■ **EXERCISE PROMPT**: Convert the data below into a JSON list of strings with one string for each line, omitting any blank lines.

■ **ENTRIES**:
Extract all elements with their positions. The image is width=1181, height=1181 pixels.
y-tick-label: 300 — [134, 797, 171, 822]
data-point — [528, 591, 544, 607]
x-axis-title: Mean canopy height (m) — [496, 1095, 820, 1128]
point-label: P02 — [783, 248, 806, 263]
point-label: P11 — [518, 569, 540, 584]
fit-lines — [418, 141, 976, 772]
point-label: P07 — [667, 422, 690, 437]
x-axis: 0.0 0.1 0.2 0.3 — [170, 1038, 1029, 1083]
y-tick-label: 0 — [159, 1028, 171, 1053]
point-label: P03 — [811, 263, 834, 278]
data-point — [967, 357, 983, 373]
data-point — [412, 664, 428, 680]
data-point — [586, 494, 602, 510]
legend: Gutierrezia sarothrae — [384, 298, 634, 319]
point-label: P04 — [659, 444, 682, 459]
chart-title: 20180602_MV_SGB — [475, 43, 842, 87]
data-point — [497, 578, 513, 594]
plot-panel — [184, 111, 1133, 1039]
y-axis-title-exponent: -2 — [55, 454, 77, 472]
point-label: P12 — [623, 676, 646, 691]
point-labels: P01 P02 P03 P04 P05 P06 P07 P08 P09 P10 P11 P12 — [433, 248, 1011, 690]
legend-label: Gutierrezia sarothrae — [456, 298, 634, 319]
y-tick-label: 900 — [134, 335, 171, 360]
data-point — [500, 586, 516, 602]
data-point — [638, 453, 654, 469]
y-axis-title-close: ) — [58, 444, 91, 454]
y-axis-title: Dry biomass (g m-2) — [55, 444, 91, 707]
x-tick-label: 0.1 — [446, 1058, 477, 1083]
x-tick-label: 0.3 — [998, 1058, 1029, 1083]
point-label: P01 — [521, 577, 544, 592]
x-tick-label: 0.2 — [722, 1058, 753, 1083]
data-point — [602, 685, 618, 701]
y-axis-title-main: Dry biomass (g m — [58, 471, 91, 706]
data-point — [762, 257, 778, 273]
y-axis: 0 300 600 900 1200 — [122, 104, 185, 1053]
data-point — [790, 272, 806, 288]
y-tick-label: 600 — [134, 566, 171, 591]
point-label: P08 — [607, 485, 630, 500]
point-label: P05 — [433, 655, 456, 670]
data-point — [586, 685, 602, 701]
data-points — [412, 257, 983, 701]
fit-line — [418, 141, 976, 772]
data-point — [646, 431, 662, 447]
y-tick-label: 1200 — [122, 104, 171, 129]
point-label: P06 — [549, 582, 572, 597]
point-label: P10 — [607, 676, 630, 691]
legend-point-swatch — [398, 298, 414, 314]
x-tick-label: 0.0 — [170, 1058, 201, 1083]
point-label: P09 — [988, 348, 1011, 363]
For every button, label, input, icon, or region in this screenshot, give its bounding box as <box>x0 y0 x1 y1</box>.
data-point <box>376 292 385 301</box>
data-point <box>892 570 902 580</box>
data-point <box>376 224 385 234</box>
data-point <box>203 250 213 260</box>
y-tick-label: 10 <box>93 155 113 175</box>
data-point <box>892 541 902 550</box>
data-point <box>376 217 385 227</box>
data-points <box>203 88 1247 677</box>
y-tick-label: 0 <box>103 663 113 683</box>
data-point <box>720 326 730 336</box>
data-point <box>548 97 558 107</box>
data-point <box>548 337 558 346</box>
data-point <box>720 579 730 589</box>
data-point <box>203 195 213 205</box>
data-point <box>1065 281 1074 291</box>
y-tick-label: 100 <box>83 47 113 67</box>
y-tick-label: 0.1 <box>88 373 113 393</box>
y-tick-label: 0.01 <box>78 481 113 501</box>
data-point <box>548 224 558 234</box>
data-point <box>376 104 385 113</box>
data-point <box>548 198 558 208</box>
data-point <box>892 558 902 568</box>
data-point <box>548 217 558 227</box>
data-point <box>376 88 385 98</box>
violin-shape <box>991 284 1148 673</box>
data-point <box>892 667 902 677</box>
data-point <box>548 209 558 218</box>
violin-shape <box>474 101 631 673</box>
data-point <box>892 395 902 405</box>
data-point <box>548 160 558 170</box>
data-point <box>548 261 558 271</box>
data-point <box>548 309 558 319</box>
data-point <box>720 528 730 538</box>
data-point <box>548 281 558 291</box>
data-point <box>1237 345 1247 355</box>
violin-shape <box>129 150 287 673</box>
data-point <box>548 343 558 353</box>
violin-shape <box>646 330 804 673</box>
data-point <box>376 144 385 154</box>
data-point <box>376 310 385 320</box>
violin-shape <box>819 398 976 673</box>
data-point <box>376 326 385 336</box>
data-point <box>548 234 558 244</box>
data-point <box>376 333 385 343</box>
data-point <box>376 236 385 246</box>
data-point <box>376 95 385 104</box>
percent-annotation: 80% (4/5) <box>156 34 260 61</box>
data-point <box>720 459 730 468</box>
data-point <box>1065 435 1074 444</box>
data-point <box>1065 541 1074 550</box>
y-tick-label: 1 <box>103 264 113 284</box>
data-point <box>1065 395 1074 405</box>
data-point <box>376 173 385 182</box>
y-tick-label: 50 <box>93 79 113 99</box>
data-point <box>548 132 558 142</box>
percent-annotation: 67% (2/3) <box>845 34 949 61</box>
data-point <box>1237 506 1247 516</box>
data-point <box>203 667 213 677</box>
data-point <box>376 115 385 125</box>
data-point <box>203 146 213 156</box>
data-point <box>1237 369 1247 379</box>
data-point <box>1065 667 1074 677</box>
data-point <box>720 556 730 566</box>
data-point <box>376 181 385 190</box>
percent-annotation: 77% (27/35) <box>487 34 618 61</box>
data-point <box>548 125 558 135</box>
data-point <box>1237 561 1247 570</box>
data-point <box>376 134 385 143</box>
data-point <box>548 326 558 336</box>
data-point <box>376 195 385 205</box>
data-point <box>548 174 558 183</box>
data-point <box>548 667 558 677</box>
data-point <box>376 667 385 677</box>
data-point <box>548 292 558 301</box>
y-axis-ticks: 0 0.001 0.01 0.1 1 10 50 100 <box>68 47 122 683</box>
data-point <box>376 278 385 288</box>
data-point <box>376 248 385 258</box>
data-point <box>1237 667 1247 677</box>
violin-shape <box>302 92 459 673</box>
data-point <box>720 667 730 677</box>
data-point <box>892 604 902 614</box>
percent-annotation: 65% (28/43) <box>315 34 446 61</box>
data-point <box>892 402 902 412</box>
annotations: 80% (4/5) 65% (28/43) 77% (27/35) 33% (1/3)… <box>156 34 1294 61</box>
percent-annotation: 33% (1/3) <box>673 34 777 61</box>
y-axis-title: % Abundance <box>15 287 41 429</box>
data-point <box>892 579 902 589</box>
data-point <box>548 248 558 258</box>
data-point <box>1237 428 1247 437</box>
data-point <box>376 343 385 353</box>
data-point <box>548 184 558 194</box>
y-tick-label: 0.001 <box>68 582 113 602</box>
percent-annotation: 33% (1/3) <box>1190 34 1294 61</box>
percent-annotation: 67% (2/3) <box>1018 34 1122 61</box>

■ **TASK RESULT**:
[
  "Extract all elements with their positions. The image is width=1181, height=1181 pixels.",
  "y-tick-label: 300 — [134, 797, 171, 822]",
  "data-point — [528, 591, 544, 607]",
  "x-axis-title: Mean canopy height (m) — [496, 1095, 820, 1128]",
  "point-label: P02 — [783, 248, 806, 263]",
  "point-label: P11 — [518, 569, 540, 584]",
  "fit-lines — [418, 141, 976, 772]",
  "point-label: P07 — [667, 422, 690, 437]",
  "x-axis: 0.0 0.1 0.2 0.3 — [170, 1038, 1029, 1083]",
  "y-tick-label: 0 — [159, 1028, 171, 1053]",
  "point-label: P03 — [811, 263, 834, 278]",
  "data-point — [967, 357, 983, 373]",
  "data-point — [412, 664, 428, 680]",
  "data-point — [586, 494, 602, 510]",
  "legend: Gutierrezia sarothrae — [384, 298, 634, 319]",
  "point-label: P04 — [659, 444, 682, 459]",
  "chart-title: 20180602_MV_SGB — [475, 43, 842, 87]",
  "data-point — [497, 578, 513, 594]",
  "plot-panel — [184, 111, 1133, 1039]",
  "y-axis-title-exponent: -2 — [55, 454, 77, 472]",
  "point-label: P12 — [623, 676, 646, 691]",
  "point-labels: P01 P02 P03 P04 P05 P06 P07 P08 P09 P10 P11 P12 — [433, 248, 1011, 690]",
  "legend-label: Gutierrezia sarothrae — [456, 298, 634, 319]",
  "y-tick-label: 900 — [134, 335, 171, 360]",
  "data-point — [500, 586, 516, 602]",
  "data-point — [638, 453, 654, 469]",
  "y-axis-title-close: ) — [58, 444, 91, 454]",
  "y-axis-title: Dry biomass (g m-2) — [55, 444, 91, 707]",
  "x-tick-label: 0.1 — [446, 1058, 477, 1083]",
  "x-tick-label: 0.3 — [998, 1058, 1029, 1083]",
  "point-label: P01 — [521, 577, 544, 592]",
  "x-tick-label: 0.2 — [722, 1058, 753, 1083]",
  "data-point — [602, 685, 618, 701]",
  "y-axis-title-main: Dry biomass (g m — [58, 471, 91, 706]",
  "data-point — [762, 257, 778, 273]",
  "y-axis: 0 300 600 900 1200 — [122, 104, 185, 1053]",
  "data-point — [790, 272, 806, 288]",
  "y-tick-label: 600 — [134, 566, 171, 591]",
  "point-label: P08 — [607, 485, 630, 500]",
  "point-label: P05 — [433, 655, 456, 670]",
  "data-point — [586, 685, 602, 701]",
  "data-points — [412, 257, 983, 701]",
  "fit-line — [418, 141, 976, 772]",
  "data-point — [646, 431, 662, 447]",
  "y-tick-label: 1200 — [122, 104, 171, 129]",
  "point-label: P06 — [549, 582, 572, 597]",
  "point-label: P10 — [607, 676, 630, 691]",
  "legend-point-swatch — [398, 298, 414, 314]",
  "x-tick-label: 0.0 — [170, 1058, 201, 1083]",
  "point-label: P09 — [988, 348, 1011, 363]",
  "For every button, label, input, icon, or region in this screenshot, give its bounding box as <box>x0 y0 x1 y1</box>.",
  "data-point <box>376 292 385 301</box>",
  "data-point <box>892 570 902 580</box>",
  "data-point <box>376 224 385 234</box>",
  "data-point <box>203 250 213 260</box>",
  "y-tick-label: 10 <box>93 155 113 175</box>",
  "data-point <box>892 541 902 550</box>",
  "data-point <box>376 217 385 227</box>",
  "data-points <box>203 88 1247 677</box>",
  "y-tick-label: 0 <box>103 663 113 683</box>",
  "data-point <box>720 326 730 336</box>",
  "data-point <box>548 97 558 107</box>",
  "data-point <box>548 337 558 346</box>",
  "data-point <box>720 579 730 589</box>",
  "data-point <box>203 195 213 205</box>",
  "data-point <box>1065 281 1074 291</box>",
  "y-tick-label: 100 <box>83 47 113 67</box>",
  "y-tick-label: 0.1 <box>88 373 113 393</box>",
  "y-tick-label: 0.01 <box>78 481 113 501</box>",
  "data-point <box>548 224 558 234</box>",
  "data-point <box>376 104 385 113</box>",
  "data-point <box>548 198 558 208</box>",
  "data-point <box>892 558 902 568</box>",
  "data-point <box>548 217 558 227</box>",
  "data-point <box>376 88 385 98</box>",
  "violin-shape <box>991 284 1148 673</box>",
  "data-point <box>892 667 902 677</box>",
  "data-point <box>548 209 558 218</box>",
  "violin-shape <box>474 101 631 673</box>",
  "data-point <box>892 395 902 405</box>",
  "data-point <box>548 160 558 170</box>",
  "data-point <box>548 261 558 271</box>",
  "data-point <box>548 309 558 319</box>",
  "data-point <box>720 528 730 538</box>",
  "data-point <box>548 281 558 291</box>",
  "data-point <box>1237 345 1247 355</box>",
  "violin-shape <box>129 150 287 673</box>",
  "data-point <box>548 343 558 353</box>",
  "violin-shape <box>646 330 804 673</box>",
  "data-point <box>376 144 385 154</box>",
  "data-point <box>376 310 385 320</box>",
  "violin-shape <box>819 398 976 673</box>",
  "data-point <box>376 326 385 336</box>",
  "data-point <box>548 234 558 244</box>",
  "data-point <box>376 333 385 343</box>",
  "data-point <box>376 236 385 246</box>",
  "data-point <box>376 95 385 104</box>",
  "percent-annotation: 80% (4/5) <box>156 34 260 61</box>",
  "data-point <box>720 459 730 468</box>",
  "data-point <box>1065 435 1074 444</box>",
  "data-point <box>1065 541 1074 550</box>",
  "y-tick-label: 1 <box>103 264 113 284</box>",
  "data-point <box>1065 395 1074 405</box>",
  "data-point <box>376 173 385 182</box>",
  "y-tick-label: 50 <box>93 79 113 99</box>",
  "data-point <box>548 132 558 142</box>",
  "percent-annotation: 67% (2/3) <box>845 34 949 61</box>",
  "data-point <box>1237 506 1247 516</box>",
  "data-point <box>203 667 213 677</box>",
  "data-point <box>376 115 385 125</box>",
  "data-point <box>203 146 213 156</box>",
  "data-point <box>1237 369 1247 379</box>",
  "data-point <box>1065 667 1074 677</box>",
  "data-point <box>720 556 730 566</box>",
  "data-point <box>376 181 385 190</box>",
  "percent-annotation: 77% (27/35) <box>487 34 618 61</box>",
  "data-point <box>548 125 558 135</box>",
  "data-point <box>1237 561 1247 570</box>",
  "data-point <box>376 134 385 143</box>",
  "data-point <box>548 326 558 336</box>",
  "data-point <box>376 195 385 205</box>",
  "data-point <box>548 174 558 183</box>",
  "data-point <box>548 667 558 677</box>",
  "data-point <box>376 667 385 677</box>",
  "data-point <box>548 292 558 301</box>",
  "y-axis-ticks: 0 0.001 0.01 0.1 1 10 50 100 <box>68 47 122 683</box>",
  "data-point <box>376 278 385 288</box>",
  "data-point <box>376 248 385 258</box>",
  "data-point <box>1237 667 1247 677</box>",
  "violin-shape <box>302 92 459 673</box>",
  "data-point <box>720 667 730 677</box>",
  "data-point <box>892 604 902 614</box>",
  "percent-annotation: 65% (28/43) <box>315 34 446 61</box>",
  "data-point <box>892 402 902 412</box>",
  "annotations: 80% (4/5) 65% (28/43) 77% (27/35) 33% (1/3)… <box>156 34 1294 61</box>",
  "percent-annotation: 33% (1/3) <box>673 34 777 61</box>",
  "y-axis-title: % Abundance <box>15 287 41 429</box>",
  "data-point <box>892 579 902 589</box>",
  "data-point <box>548 248 558 258</box>",
  "data-point <box>1237 428 1247 437</box>",
  "data-point <box>376 343 385 353</box>",
  "data-point <box>548 184 558 194</box>",
  "y-tick-label: 0.001 <box>68 582 113 602</box>",
  "percent-annotation: 33% (1/3) <box>1190 34 1294 61</box>",
  "percent-annotation: 67% (2/3) <box>1018 34 1122 61</box>"
]